## Description of the task:
Write only the number of lines in the records beneath that hold "name".

#### Data for this task

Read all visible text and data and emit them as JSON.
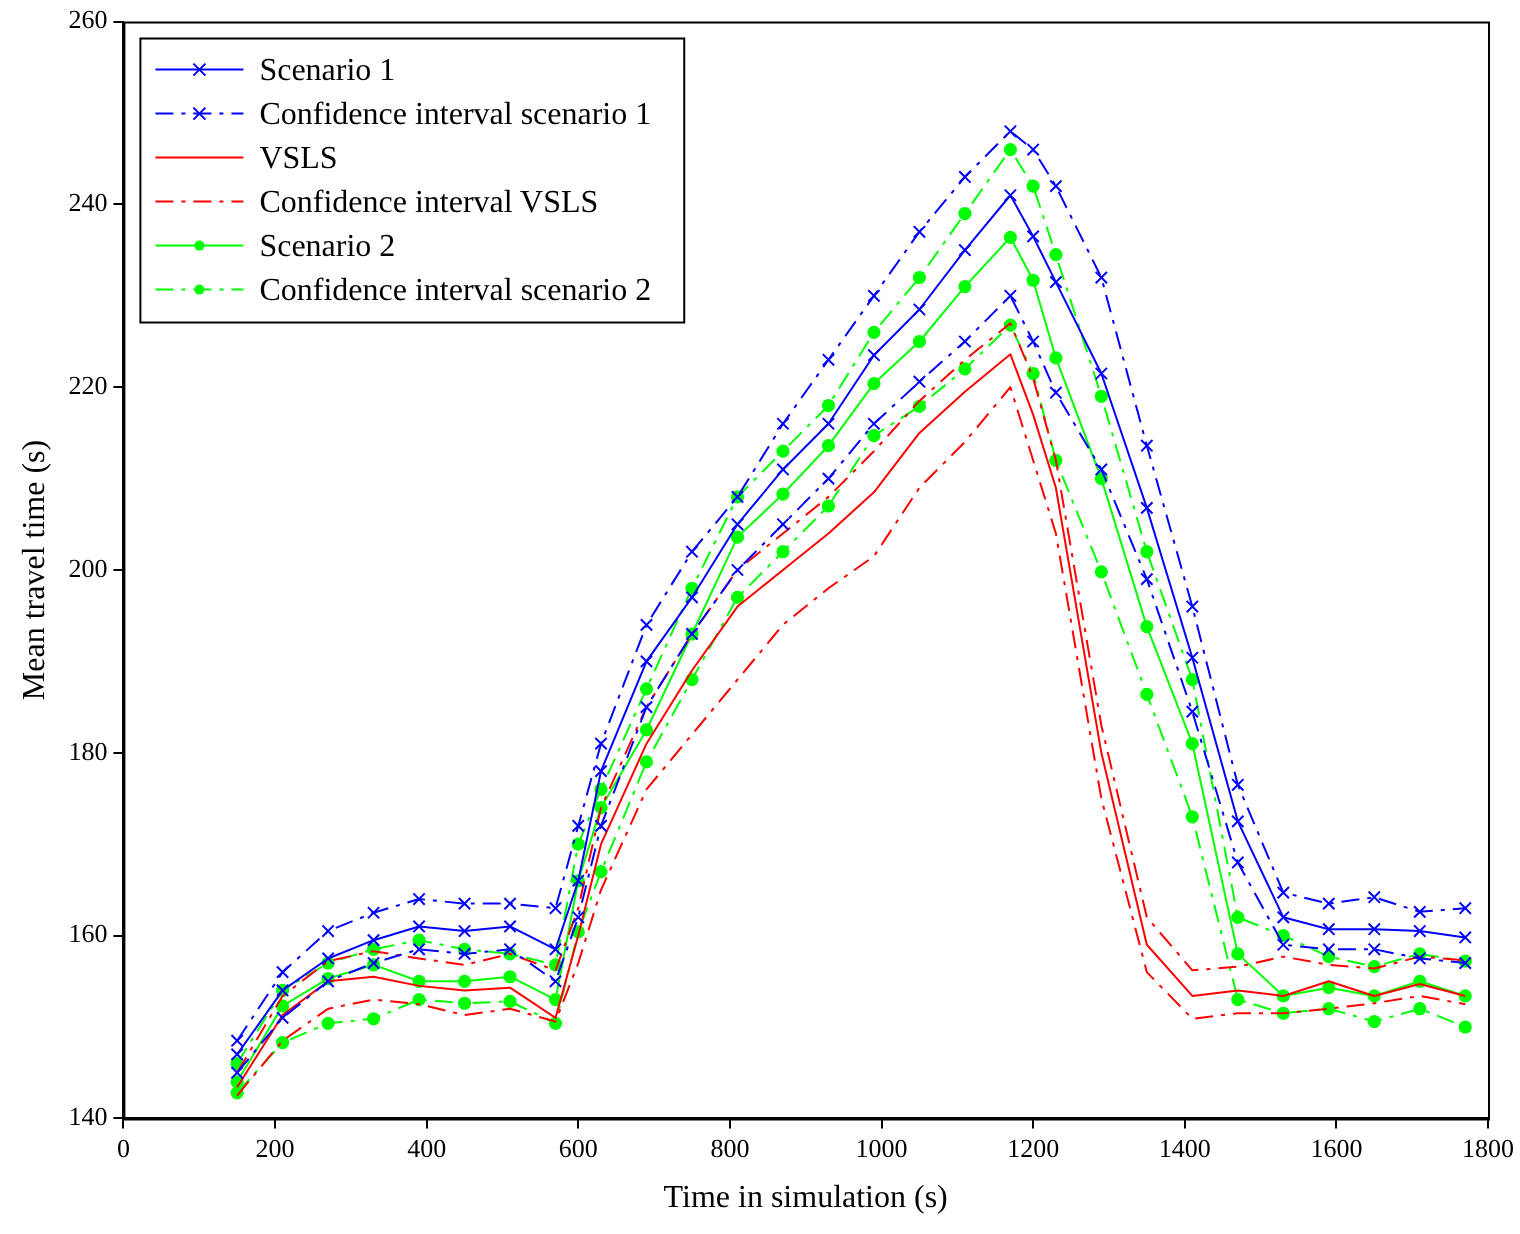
{
  "chart_data": {
    "type": "line",
    "xlabel": "Time in simulation (s)",
    "ylabel": "Mean travel time (s)",
    "x": [
      150,
      210,
      270,
      330,
      390,
      450,
      510,
      570,
      600,
      630,
      690,
      750,
      810,
      870,
      930,
      990,
      1050,
      1110,
      1170,
      1200,
      1230,
      1290,
      1350,
      1410,
      1470,
      1530,
      1590,
      1650,
      1710,
      1770
    ],
    "xlim": [
      0,
      1800
    ],
    "xticks": [
      0,
      200,
      400,
      600,
      800,
      1000,
      1200,
      1400,
      1600,
      1800
    ],
    "ylim": [
      140,
      260
    ],
    "yticks": [
      140,
      160,
      180,
      200,
      220,
      240,
      260
    ],
    "legend": "top left",
    "series": [
      {
        "name": "Scenario 1",
        "color": "#0000ff",
        "marker": "cross",
        "line_style": "solid",
        "values": [
          147,
          154,
          157.5,
          159.5,
          161,
          160.5,
          161,
          158.5,
          166,
          178,
          190,
          197,
          205,
          211,
          216,
          223.5,
          228.5,
          235,
          241,
          236.5,
          231.5,
          221.5,
          206.8,
          190.4,
          172.5,
          162,
          160.7,
          160.7,
          160.5,
          159.8
        ]
      },
      {
        "name": "Confidence interval scenario 1",
        "color": "#0000ff",
        "marker": "cross",
        "line_style": "dashed",
        "values": [
          148.5,
          156,
          160.5,
          162.5,
          164,
          163.5,
          163.5,
          163,
          172,
          181,
          194,
          202,
          208,
          216,
          223,
          230,
          237,
          243,
          248,
          246,
          242,
          232,
          213.6,
          196,
          176.5,
          164.7,
          163.5,
          164.2,
          162.6,
          163
        ]
      },
      {
        "color": "#0000ff",
        "marker": "cross",
        "line_style": "dashed",
        "values": [
          145,
          151,
          155,
          157,
          158.5,
          158,
          158.5,
          155,
          162,
          172,
          185,
          193,
          200,
          205,
          210,
          216,
          220.6,
          225,
          230,
          225,
          219.4,
          211,
          199,
          184.5,
          168,
          159,
          158.5,
          158.5,
          157.5,
          157
        ]
      },
      {
        "name": "VSLS",
        "color": "#ff0000",
        "marker": "none",
        "line_style": "solid",
        "values": [
          143.4,
          151.3,
          155,
          155.5,
          154.5,
          154,
          154.3,
          151,
          160,
          170,
          181,
          189,
          196,
          200,
          204,
          208.5,
          215,
          219.5,
          223.6,
          217,
          209,
          180,
          159,
          153.4,
          154,
          153.4,
          155,
          153.4,
          154.7,
          153.4
        ]
      },
      {
        "name": "Confidence interval VSLS",
        "color": "#ff0000",
        "marker": "none",
        "line_style": "dashed",
        "values": [
          145,
          153.4,
          157.2,
          158.3,
          157.5,
          156.8,
          158,
          156.2,
          163,
          174,
          185,
          193,
          200,
          204,
          208,
          213,
          218.5,
          223,
          227,
          221,
          212,
          183,
          162,
          156.2,
          156.6,
          157.7,
          156.8,
          156.4,
          157.7,
          157.3
        ]
      },
      {
        "color": "#ff0000",
        "marker": "none",
        "line_style": "dashed",
        "values": [
          142.5,
          148.5,
          152,
          153,
          152.5,
          151.3,
          152,
          150.6,
          157,
          165,
          176,
          182,
          188,
          194,
          198,
          201.5,
          209,
          214,
          220,
          212,
          204,
          175,
          156,
          150.9,
          151.5,
          151.5,
          152,
          152.6,
          153.4,
          152.5
        ]
      },
      {
        "name": "Scenario 2",
        "color": "#00ff00",
        "marker": "circle",
        "line_style": "solid",
        "values": [
          144,
          152.3,
          155.3,
          156.8,
          155,
          155,
          155.5,
          153,
          166,
          174,
          182.5,
          193,
          203.6,
          208.3,
          213.6,
          220.4,
          225,
          231,
          236.4,
          231.7,
          223.2,
          210,
          193.8,
          181,
          158,
          153.4,
          154.3,
          153.4,
          155,
          153.4
        ]
      },
      {
        "name": "Confidence interval scenario 2",
        "color": "#00ff00",
        "marker": "circle",
        "line_style": "dashed",
        "values": [
          146,
          154,
          157,
          158.5,
          159.5,
          158.5,
          158,
          156.8,
          170,
          176,
          187,
          198,
          208,
          213,
          218,
          226,
          232,
          239,
          246,
          242,
          234.5,
          219,
          202,
          188,
          162,
          160,
          157.7,
          156.6,
          158,
          157.2
        ]
      },
      {
        "color": "#00ff00",
        "marker": "circle",
        "line_style": "dashed",
        "values": [
          142.8,
          148.3,
          150.4,
          150.9,
          153,
          152.6,
          152.8,
          150.4,
          160.4,
          167,
          179,
          188,
          197,
          202,
          207,
          214.7,
          217.9,
          222,
          226.8,
          221.5,
          212,
          199.8,
          186.4,
          173,
          153,
          151.5,
          152,
          150.6,
          152,
          150
        ]
      }
    ]
  }
}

########

## Written answer:
6